### [Exercise]
In full and without alteration, repeat the material.

### [Figure dataset records]
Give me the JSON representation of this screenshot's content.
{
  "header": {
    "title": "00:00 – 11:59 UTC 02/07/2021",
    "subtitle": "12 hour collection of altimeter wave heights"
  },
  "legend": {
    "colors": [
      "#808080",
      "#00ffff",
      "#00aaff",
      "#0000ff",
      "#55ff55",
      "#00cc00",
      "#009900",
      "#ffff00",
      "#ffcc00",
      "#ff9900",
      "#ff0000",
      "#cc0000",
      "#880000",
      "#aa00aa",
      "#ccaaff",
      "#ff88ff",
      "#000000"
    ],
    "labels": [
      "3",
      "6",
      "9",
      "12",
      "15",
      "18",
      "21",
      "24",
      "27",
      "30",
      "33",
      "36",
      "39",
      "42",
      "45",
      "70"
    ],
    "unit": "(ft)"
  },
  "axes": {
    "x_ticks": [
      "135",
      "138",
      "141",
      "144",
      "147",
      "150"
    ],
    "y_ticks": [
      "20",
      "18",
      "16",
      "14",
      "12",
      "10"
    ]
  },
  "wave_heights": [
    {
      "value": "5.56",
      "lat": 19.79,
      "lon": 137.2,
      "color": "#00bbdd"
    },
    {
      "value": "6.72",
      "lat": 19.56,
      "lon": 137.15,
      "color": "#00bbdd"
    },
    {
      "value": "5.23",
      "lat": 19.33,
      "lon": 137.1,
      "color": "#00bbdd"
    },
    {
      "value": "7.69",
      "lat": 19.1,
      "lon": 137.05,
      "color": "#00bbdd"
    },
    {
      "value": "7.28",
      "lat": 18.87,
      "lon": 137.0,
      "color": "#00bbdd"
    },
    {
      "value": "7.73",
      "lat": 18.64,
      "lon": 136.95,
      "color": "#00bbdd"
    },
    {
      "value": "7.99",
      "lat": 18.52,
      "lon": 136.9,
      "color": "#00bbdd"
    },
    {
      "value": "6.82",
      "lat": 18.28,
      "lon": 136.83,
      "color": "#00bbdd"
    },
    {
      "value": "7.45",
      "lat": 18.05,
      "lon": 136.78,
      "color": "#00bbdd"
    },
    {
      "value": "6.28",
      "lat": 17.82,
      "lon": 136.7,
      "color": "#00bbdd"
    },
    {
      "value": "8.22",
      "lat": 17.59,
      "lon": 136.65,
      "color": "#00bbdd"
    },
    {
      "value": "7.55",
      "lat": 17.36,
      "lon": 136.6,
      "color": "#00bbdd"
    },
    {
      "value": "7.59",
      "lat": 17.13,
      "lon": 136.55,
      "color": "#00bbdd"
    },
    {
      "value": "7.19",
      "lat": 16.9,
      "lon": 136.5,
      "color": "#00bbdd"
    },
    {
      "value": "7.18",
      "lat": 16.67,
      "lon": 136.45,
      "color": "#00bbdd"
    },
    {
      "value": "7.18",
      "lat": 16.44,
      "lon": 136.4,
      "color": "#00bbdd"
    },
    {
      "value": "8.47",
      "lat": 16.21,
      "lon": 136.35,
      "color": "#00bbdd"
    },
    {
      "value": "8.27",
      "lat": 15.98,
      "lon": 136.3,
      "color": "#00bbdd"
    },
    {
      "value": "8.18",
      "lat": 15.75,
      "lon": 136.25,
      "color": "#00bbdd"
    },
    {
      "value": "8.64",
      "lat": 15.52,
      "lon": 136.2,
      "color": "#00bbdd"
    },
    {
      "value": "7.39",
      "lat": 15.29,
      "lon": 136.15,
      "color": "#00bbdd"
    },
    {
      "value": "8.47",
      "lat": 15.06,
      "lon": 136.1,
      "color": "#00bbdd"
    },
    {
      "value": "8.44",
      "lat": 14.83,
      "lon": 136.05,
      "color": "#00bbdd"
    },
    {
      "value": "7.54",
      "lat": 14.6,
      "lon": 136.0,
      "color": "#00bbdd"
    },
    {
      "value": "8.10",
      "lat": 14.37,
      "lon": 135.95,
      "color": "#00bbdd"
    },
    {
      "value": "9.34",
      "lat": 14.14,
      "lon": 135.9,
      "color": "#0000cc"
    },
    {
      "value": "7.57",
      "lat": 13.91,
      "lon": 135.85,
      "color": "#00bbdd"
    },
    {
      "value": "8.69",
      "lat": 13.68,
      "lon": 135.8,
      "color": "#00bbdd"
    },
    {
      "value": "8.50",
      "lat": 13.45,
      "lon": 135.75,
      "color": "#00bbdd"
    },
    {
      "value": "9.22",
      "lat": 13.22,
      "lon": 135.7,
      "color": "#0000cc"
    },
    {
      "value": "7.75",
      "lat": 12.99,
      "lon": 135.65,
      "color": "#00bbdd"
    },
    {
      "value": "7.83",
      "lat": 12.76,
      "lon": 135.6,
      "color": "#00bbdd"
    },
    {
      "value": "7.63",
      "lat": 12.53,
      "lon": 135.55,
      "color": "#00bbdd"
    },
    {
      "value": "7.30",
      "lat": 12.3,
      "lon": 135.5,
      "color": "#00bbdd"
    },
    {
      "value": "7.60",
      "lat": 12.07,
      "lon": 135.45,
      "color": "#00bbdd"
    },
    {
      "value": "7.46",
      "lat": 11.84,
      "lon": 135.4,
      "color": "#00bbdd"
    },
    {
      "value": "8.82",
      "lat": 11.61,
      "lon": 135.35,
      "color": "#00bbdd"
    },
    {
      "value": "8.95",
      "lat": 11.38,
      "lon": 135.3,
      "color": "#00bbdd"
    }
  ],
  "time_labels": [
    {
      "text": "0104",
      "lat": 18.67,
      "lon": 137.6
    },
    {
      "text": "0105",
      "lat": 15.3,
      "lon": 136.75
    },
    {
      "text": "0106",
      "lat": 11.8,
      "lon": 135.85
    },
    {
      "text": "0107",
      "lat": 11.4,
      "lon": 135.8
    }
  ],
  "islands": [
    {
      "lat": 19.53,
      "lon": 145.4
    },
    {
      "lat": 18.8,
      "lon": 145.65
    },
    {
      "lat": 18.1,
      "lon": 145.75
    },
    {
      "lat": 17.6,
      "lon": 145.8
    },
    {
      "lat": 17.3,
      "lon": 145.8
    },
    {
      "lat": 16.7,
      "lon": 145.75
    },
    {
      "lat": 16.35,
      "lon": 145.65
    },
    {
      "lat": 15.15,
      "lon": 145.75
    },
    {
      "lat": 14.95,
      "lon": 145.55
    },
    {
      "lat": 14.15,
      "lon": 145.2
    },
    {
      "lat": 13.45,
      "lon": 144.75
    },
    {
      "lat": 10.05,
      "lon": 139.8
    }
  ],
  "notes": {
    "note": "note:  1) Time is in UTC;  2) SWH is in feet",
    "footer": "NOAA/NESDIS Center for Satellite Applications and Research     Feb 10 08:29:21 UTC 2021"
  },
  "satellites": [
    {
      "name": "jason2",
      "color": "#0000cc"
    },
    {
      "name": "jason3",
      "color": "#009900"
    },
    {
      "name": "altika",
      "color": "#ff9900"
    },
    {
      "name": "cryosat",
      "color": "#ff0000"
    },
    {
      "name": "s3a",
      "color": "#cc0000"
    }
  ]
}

### [Task response]
Give me the JSON representation of this screenshot's content.
{
  "header": {
    "title": "00:00 – 11:59 UTC 02/07/2021",
    "subtitle": "12 hour collection of altimeter wave heights"
  },
  "legend": {
    "colors": [
      "#808080",
      "#00ffff",
      "#00aaff",
      "#0000ff",
      "#55ff55",
      "#00cc00",
      "#009900",
      "#ffff00",
      "#ffcc00",
      "#ff9900",
      "#ff0000",
      "#cc0000",
      "#880000",
      "#aa00aa",
      "#ccaaff",
      "#ff88ff",
      "#000000"
    ],
    "labels": [
      "3",
      "6",
      "9",
      "12",
      "15",
      "18",
      "21",
      "24",
      "27",
      "30",
      "33",
      "36",
      "39",
      "42",
      "45",
      "70"
    ],
    "unit": "(ft)"
  },
  "axes": {
    "x_ticks": [
      "135",
      "138",
      "141",
      "144",
      "147",
      "150"
    ],
    "y_ticks": [
      "20",
      "18",
      "16",
      "14",
      "12",
      "10"
    ]
  },
  "wave_heights": [
    {
      "value": "5.56",
      "lat": 19.79,
      "lon": 137.2,
      "color": "#00bbdd"
    },
    {
      "value": "6.72",
      "lat": 19.56,
      "lon": 137.15,
      "color": "#00bbdd"
    },
    {
      "value": "5.23",
      "lat": 19.33,
      "lon": 137.1,
      "color": "#00bbdd"
    },
    {
      "value": "7.69",
      "lat": 19.1,
      "lon": 137.05,
      "color": "#00bbdd"
    },
    {
      "value": "7.28",
      "lat": 18.87,
      "lon": 137.0,
      "color": "#00bbdd"
    },
    {
      "value": "7.73",
      "lat": 18.64,
      "lon": 136.95,
      "color": "#00bbdd"
    },
    {
      "value": "7.99",
      "lat": 18.52,
      "lon": 136.9,
      "color": "#00bbdd"
    },
    {
      "value": "6.82",
      "lat": 18.28,
      "lon": 136.83,
      "color": "#00bbdd"
    },
    {
      "value": "7.45",
      "lat": 18.05,
      "lon": 136.78,
      "color": "#00bbdd"
    },
    {
      "value": "6.28",
      "lat": 17.82,
      "lon": 136.7,
      "color": "#00bbdd"
    },
    {
      "value": "8.22",
      "lat": 17.59,
      "lon": 136.65,
      "color": "#00bbdd"
    },
    {
      "value": "7.55",
      "lat": 17.36,
      "lon": 136.6,
      "color": "#00bbdd"
    },
    {
      "value": "7.59",
      "lat": 17.13,
      "lon": 136.55,
      "color": "#00bbdd"
    },
    {
      "value": "7.19",
      "lat": 16.9,
      "lon": 136.5,
      "color": "#00bbdd"
    },
    {
      "value": "7.18",
      "lat": 16.67,
      "lon": 136.45,
      "color": "#00bbdd"
    },
    {
      "value": "7.18",
      "lat": 16.44,
      "lon": 136.4,
      "color": "#00bbdd"
    },
    {
      "value": "8.47",
      "lat": 16.21,
      "lon": 136.35,
      "color": "#00bbdd"
    },
    {
      "value": "8.27",
      "lat": 15.98,
      "lon": 136.3,
      "color": "#00bbdd"
    },
    {
      "value": "8.18",
      "lat": 15.75,
      "lon": 136.25,
      "color": "#00bbdd"
    },
    {
      "value": "8.64",
      "lat": 15.52,
      "lon": 136.2,
      "color": "#00bbdd"
    },
    {
      "value": "7.39",
      "lat": 15.29,
      "lon": 136.15,
      "color": "#00bbdd"
    },
    {
      "value": "8.47",
      "lat": 15.06,
      "lon": 136.1,
      "color": "#00bbdd"
    },
    {
      "value": "8.44",
      "lat": 14.83,
      "lon": 136.05,
      "color": "#00bbdd"
    },
    {
      "value": "7.54",
      "lat": 14.6,
      "lon": 136.0,
      "color": "#00bbdd"
    },
    {
      "value": "8.10",
      "lat": 14.37,
      "lon": 135.95,
      "color": "#00bbdd"
    },
    {
      "value": "9.34",
      "lat": 14.14,
      "lon": 135.9,
      "color": "#0000cc"
    },
    {
      "value": "7.57",
      "lat": 13.91,
      "lon": 135.85,
      "color": "#00bbdd"
    },
    {
      "value": "8.69",
      "lat": 13.68,
      "lon": 135.8,
      "color": "#00bbdd"
    },
    {
      "value": "8.50",
      "lat": 13.45,
      "lon": 135.75,
      "color": "#00bbdd"
    },
    {
      "value": "9.22",
      "lat": 13.22,
      "lon": 135.7,
      "color": "#0000cc"
    },
    {
      "value": "7.75",
      "lat": 12.99,
      "lon": 135.65,
      "color": "#00bbdd"
    },
    {
      "value": "7.83",
      "lat": 12.76,
      "lon": 135.6,
      "color": "#00bbdd"
    },
    {
      "value": "7.63",
      "lat": 12.53,
      "lon": 135.55,
      "color": "#00bbdd"
    },
    {
      "value": "7.30",
      "lat": 12.3,
      "lon": 135.5,
      "color": "#00bbdd"
    },
    {
      "value": "7.60",
      "lat": 12.07,
      "lon": 135.45,
      "color": "#00bbdd"
    },
    {
      "value": "7.46",
      "lat": 11.84,
      "lon": 135.4,
      "color": "#00bbdd"
    },
    {
      "value": "8.82",
      "lat": 11.61,
      "lon": 135.35,
      "color": "#00bbdd"
    },
    {
      "value": "8.95",
      "lat": 11.38,
      "lon": 135.3,
      "color": "#00bbdd"
    }
  ],
  "time_labels": [
    {
      "text": "0104",
      "lat": 18.67,
      "lon": 137.6
    },
    {
      "text": "0105",
      "lat": 15.3,
      "lon": 136.75
    },
    {
      "text": "0106",
      "lat": 11.8,
      "lon": 135.85
    },
    {
      "text": "0107",
      "lat": 11.4,
      "lon": 135.8
    }
  ],
  "islands": [
    {
      "lat": 19.53,
      "lon": 145.4
    },
    {
      "lat": 18.8,
      "lon": 145.65
    },
    {
      "lat": 18.1,
      "lon": 145.75
    },
    {
      "lat": 17.6,
      "lon": 145.8
    },
    {
      "lat": 17.3,
      "lon": 145.8
    },
    {
      "lat": 16.7,
      "lon": 145.75
    },
    {
      "lat": 16.35,
      "lon": 145.65
    },
    {
      "lat": 15.15,
      "lon": 145.75
    },
    {
      "lat": 14.95,
      "lon": 145.55
    },
    {
      "lat": 14.15,
      "lon": 145.2
    },
    {
      "lat": 13.45,
      "lon": 144.75
    },
    {
      "lat": 10.05,
      "lon": 139.8
    }
  ],
  "notes": {
    "note": "note:  1) Time is in UTC;  2) SWH is in feet",
    "footer": "NOAA/NESDIS Center for Satellite Applications and Research     Feb 10 08:29:21 UTC 2021"
  },
  "satellites": [
    {
      "name": "jason2",
      "color": "#0000cc"
    },
    {
      "name": "jason3",
      "color": "#009900"
    },
    {
      "name": "altika",
      "color": "#ff9900"
    },
    {
      "name": "cryosat",
      "color": "#ff0000"
    },
    {
      "name": "s3a",
      "color": "#cc0000"
    }
  ]
}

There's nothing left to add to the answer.